#### WHAT TO WORK ON:
Can you print the whole mailing-list message below about Corrigendum 4, word for word?

#### PASSAGE PROVIDED:
^^^^

(j3.2006) (SC22WG5.5646) [ukfortran] Another comment on Corrigendum 4

Van Snyder van.snyder
Sat Jan 23 22:03:54 EST 2016


On Sun, 2016-01-24 at 08:56 +0900, Malcolm Cohen wrote:
> >We added "potential subobject component" because
> 
> ,,,
> 
> > not because "subobject" didn't work for objects.
> 
> Wrong.
> 
> >The definition of "subobject" does not stop at allocatable,
> 
> It does stop at unallocated allocatables, which is the reason why we have 
> "potential subobject component"!!!  The word "potential" is important here, 
> if "subobject" by itself "worked" we would not have had it.

Stopping at an unallocated allocatable is fine for C1290 (C1278A in
Corrigendum 4) because an unallocated allocatable (or a subobject of it
if it were allocated) doesn't get finalized, and therefore couldn't
cause an impure finalizer of a polymorphic subobject to be invoked.  Or
is there a different objective for this constraint?

^^^^

#### INFORMATION PROVIDED:
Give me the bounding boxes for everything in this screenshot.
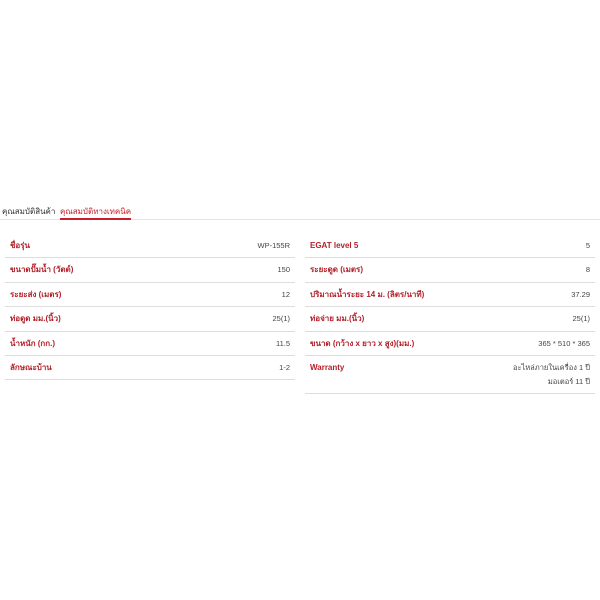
spec-column-right: EGAT level 5 5 ระยะดูด (เมตร) 8 ปริมาณน้ำร… (305, 234, 595, 394)
tab-bar: คุณสมบัติสินค้า คุณสมบัติทางเทคนิค (0, 206, 600, 220)
spec-value: 365 * 510 * 365 (538, 338, 590, 348)
spec-column-left: ชื่อรุ่น WP-155R ขนาดปั๊มน้ำ (วัตต์) 150 ร… (5, 234, 295, 381)
spec-value: 11.5 (275, 338, 290, 348)
spec-label: ชื่อรุ่น (10, 241, 30, 250)
spec-row-suction-pipe: ท่อดูด มม.(นิ้ว) 25(1) (5, 307, 295, 332)
spec-row-flow: ปริมาณน้ำระยะ 14 ม. (ลิตร/นาที) 37.29 (305, 283, 595, 308)
spec-label: ท่อจ่าย มม.(นิ้ว) (310, 314, 365, 324)
spec-label: น้ำหนัก (กก.) (10, 338, 56, 348)
spec-row-power: ขนาดปั๊มน้ำ (วัตต์) 150 (5, 258, 295, 283)
spec-row-weight: น้ำหนัก (กก.) 11.5 (5, 332, 295, 356)
spec-label: EGAT level 5 (310, 241, 359, 250)
tab-technical-specs[interactable]: คุณสมบัติทางเทคนิค (60, 206, 132, 220)
spec-value: 150 (277, 265, 290, 275)
spec-row-dimensions: ขนาด (กว้าง x ยาว x สูง)(มม.) 365 * 510 *… (305, 332, 595, 356)
spec-value: 25(1) (272, 314, 290, 324)
spec-value: 25(1) (572, 314, 590, 324)
spec-value: WP-155R (257, 241, 290, 250)
spec-label: ปริมาณน้ำระยะ 14 ม. (ลิตร/นาที) (310, 289, 425, 299)
spec-value: อะไหล่ภายในเครื่อง 1 ปีมอเตอร์ 11 ปี (513, 362, 590, 390)
spec-label: ขนาด (กว้าง x ยาว x สูง)(มม.) (310, 338, 415, 348)
spec-row-warranty: Warranty อะไหล่ภายในเครื่อง 1 ปีมอเตอร์ 1… (305, 356, 595, 394)
spec-value: 37.29 (571, 289, 590, 299)
warranty-parts: อะไหล่ภายในเครื่อง 1 ปี (512, 362, 590, 372)
spec-label: ท่อดูด มม.(นิ้ว) (10, 314, 61, 324)
spec-row-house-type: ลักษณะบ้าน 1-2 (5, 356, 295, 381)
spec-row-model: ชื่อรุ่น WP-155R (5, 234, 295, 259)
spec-label: ลักษณะบ้าน (10, 362, 52, 372)
spec-value: 12 (281, 289, 290, 299)
spec-label: ระยะส่ง (เมตร) (10, 289, 62, 299)
spec-row-discharge-pipe: ท่อจ่าย มม.(นิ้ว) 25(1) (305, 307, 595, 332)
spec-value: 8 (585, 265, 590, 275)
spec-row-head: ระยะส่ง (เมตร) 12 (5, 283, 295, 308)
spec-value: 1-2 (279, 362, 290, 372)
spec-label: ระยะดูด (เมตร) (310, 265, 364, 275)
spec-row-egat: EGAT level 5 5 (305, 234, 595, 259)
warranty-motor: มอเตอร์ 11 ปี (547, 376, 590, 386)
spec-label: Warranty (310, 362, 345, 372)
tab-product-features[interactable]: คุณสมบัติสินค้า (2, 207, 56, 216)
spec-label: ขนาดปั๊มน้ำ (วัตต์) (10, 265, 74, 275)
spec-value: 5 (585, 241, 590, 250)
spec-row-suction-depth: ระยะดูด (เมตร) 8 (305, 258, 595, 283)
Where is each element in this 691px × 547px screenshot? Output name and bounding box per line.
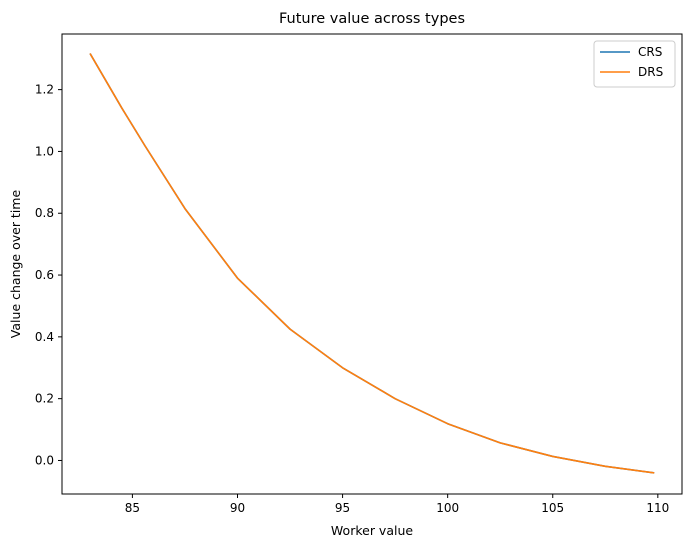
y-tick-label: 0.0 [35,453,54,467]
x-tick-label: 95 [335,501,350,515]
legend-label-crs: CRS [638,45,662,59]
x-tick-label: 100 [436,501,459,515]
y-tick-label: 0.4 [35,330,54,344]
x-tick-label: 90 [230,501,245,515]
y-tick-label: 1.2 [35,83,54,97]
x-tick-label: 105 [541,501,564,515]
y-tick-label: 0.2 [35,392,54,406]
series-line-drs [89,53,655,474]
x-tick-label: 85 [125,501,140,515]
y-axis-ticks: 0.0 0.2 0.4 0.6 0.8 1.0 1.2 [35,83,62,467]
x-tick-label: 110 [646,501,669,515]
legend-label-drs: DRS [638,65,663,79]
legend: CRS DRS [593,40,676,88]
plot-area [62,34,682,494]
plot-frame [61,33,683,495]
plot-background [62,34,682,494]
legend-box [593,40,676,88]
y-tick-label: 0.8 [35,206,54,220]
chart-title: Future value across types [279,11,465,27]
x-axis-label: Worker value [331,523,413,538]
series-lines [89,53,655,474]
x-axis-ticks: 85 90 95 100 105 110 [125,494,669,515]
y-tick-label: 0.6 [35,268,54,282]
y-axis-label: Value change over time [8,190,23,339]
y-tick-label: 1.0 [35,144,54,158]
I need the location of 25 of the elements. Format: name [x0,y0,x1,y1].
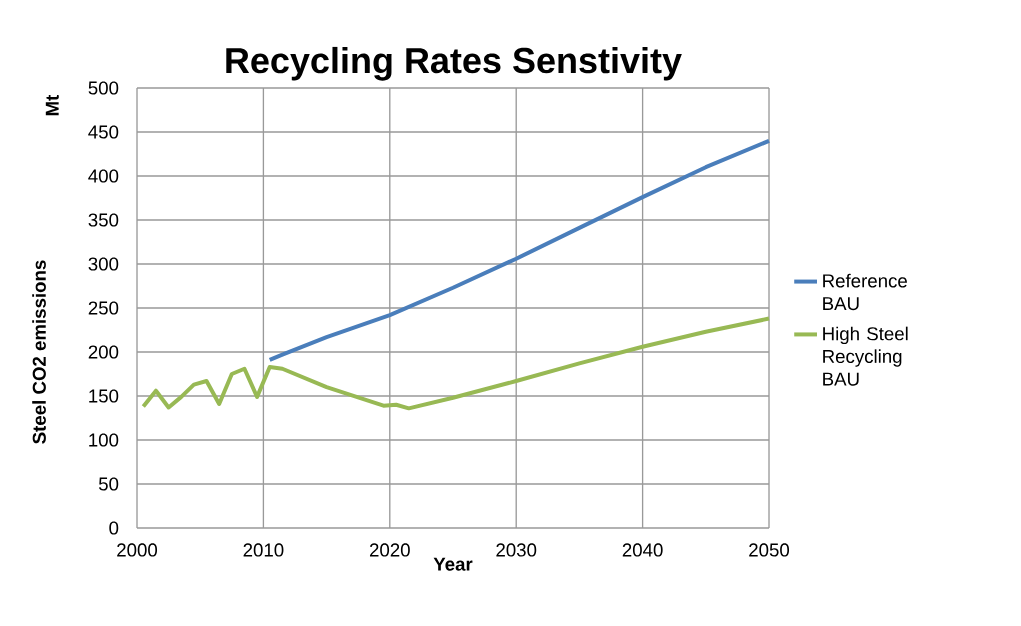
y-tick-label: 400 [88,169,119,183]
y-tick-label: 200 [88,345,119,359]
x-tick-label: 2020 [369,543,410,557]
chart-title: Recycling Rates Senstivity [226,46,682,81]
x-tick-label: 2010 [243,543,284,557]
y-tick-label: 300 [88,257,119,271]
legend-label: Reference BAU [823,273,907,311]
legend-label: High Steel Recycling BAU [823,326,908,386]
y-tick-label: 450 [88,125,119,139]
line-series [267,138,772,362]
x-tick-label: 2030 [496,543,537,557]
y-tick-label: 100 [89,433,119,447]
line-series [141,316,772,411]
x-tick-label: 2040 [622,543,663,557]
y-tick-label: 150 [89,389,119,403]
y-tick-label: 350 [88,213,119,227]
x-tick-label: 2050 [749,543,790,557]
x-axis-title: Year [433,557,473,571]
y-tick-label: 50 [98,477,119,491]
y-tick-label: 250 [88,301,119,315]
x-tick-label: 2000 [117,543,158,557]
y-axis-title: Steel CO2 emissions [32,260,46,444]
text: Mt [45,94,59,116]
y-tick-label: 0 [109,521,119,535]
y-tick-label: 500 [88,81,119,95]
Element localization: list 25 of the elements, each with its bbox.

^^^^

#### THE SOLUTION:
(j3.2006) (SC22WG5.5646) [ukfortran] Another comment on Corrigendum 4

Van Snyder van.snyder
Sat Jan 23 22:03:54 EST 2016


On Sun, 2016-01-24 at 08:56 +0900, Malcolm Cohen wrote:
> >We added "potential subobject component" because
> 
> ,,,
> 
> > not because "subobject" didn't work for objects.
> 
> Wrong.
> 
> >The definition of "subobject" does not stop at allocatable,
> 
> It does stop at unallocated allocatables, which is the reason why we have 
> "potential subobject component"!!!  The word "potential" is important here, 
> if "subobject" by itself "worked" we would not have had it.

Stopping at an unallocated allocatable is fine for C1290 (C1278A in
Corrigendum 4) because an unallocated allocatable (or a subobject of it
if it were allocated) doesn't get finalized, and therefore couldn't
cause an impure finalizer of a polymorphic subobject to be invoked.  Or
is there a different objective for this constraint?